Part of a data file
────

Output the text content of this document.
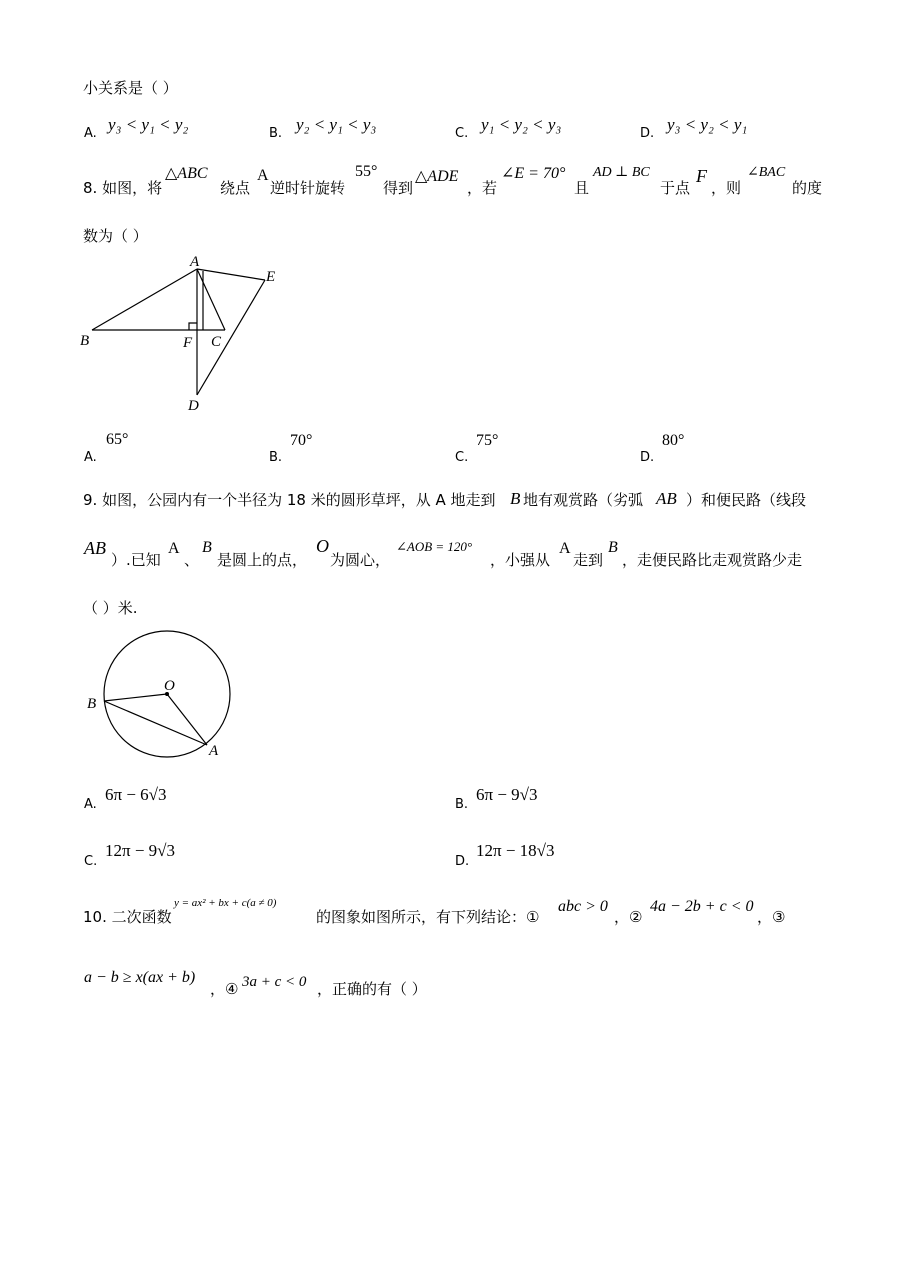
小关系是（ ）
A. y₃ < y₁ < y₂	B. y₂ < y₁ < y₃	C. y₁ < y₂ < y₃	D. y₃ < y₂ < y₁
8. 如图，将
△ABC
绕点
A
逆时针旋转
55°
得到
△ADE
，若
∠E = 70°
且
AD ⊥ BC
于点
F
，则
∠BAC
的度
数为（ ）
A
B	C
D
E
F
A.
65°
B.
70°
C.
75°
D.
80°
9. 如图，公园内有一个半径为 18 米的圆形草坪，从 A 地走到 B 地有观赏路（劣弧 AB ）和便民路（线段
AB
）.已知
A
、
B
是圆上的点，
O
为圆心，
∠AOB = 120°
，小强从
A
走到
B
，走便民路比走观赏路少走
（ ）米.
O
A
B
A.
6π − 6√3
B.
6π − 9√3
C.
12π − 9√3
D.
12π − 18√3
10. 二次函数
y = ax² + bx + c(a ≠ 0)
的图象如图所示，有下列结论：①
abc > 0
，②
4a − 2b + c < 0
，③
a − b ≥ x(ax + b)
，④ 3a + c < 0 ，正确的有（ ）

────

WHAT IS REQUIRED.
Leave images out of the retyped records; keep all else exact.

EXERCISE SOLUTION.
Output the text content of this document.
小关系是（ ）
A. y₃ < y₁ < y₂	B. y₂ < y₁ < y₃	C. y₁ < y₂ < y₃	D. y₃ < y₂ < y₁
8. 如图，将
△ABC
绕点
A
逆时针旋转
55°
得到
△ADE
，若
∠E = 70°
且
AD ⊥ BC
于点
F
，则
∠BAC
的度
数为（ ）
A
B	C
D
E
F
A.
65°
B.
70°
C.
75°
D.
80°
9. 如图，公园内有一个半径为 18 米的圆形草坪，从 A 地走到 B 地有观赏路（劣弧 AB ）和便民路（线段
AB
）.已知
A
、
B
是圆上的点，
O
为圆心，
∠AOB = 120°
，小强从
A
走到
B
，走便民路比走观赏路少走
（ ）米.
O
A
B
A.
6π − 6√3
B.
6π − 9√3
C.
12π − 9√3
D.
12π − 18√3
10. 二次函数
y = ax² + bx + c(a ≠ 0)
的图象如图所示，有下列结论：①
abc > 0
，②
4a − 2b + c < 0
，③
a − b ≥ x(ax + b)
，④ 3a + c < 0 ，正确的有（ ）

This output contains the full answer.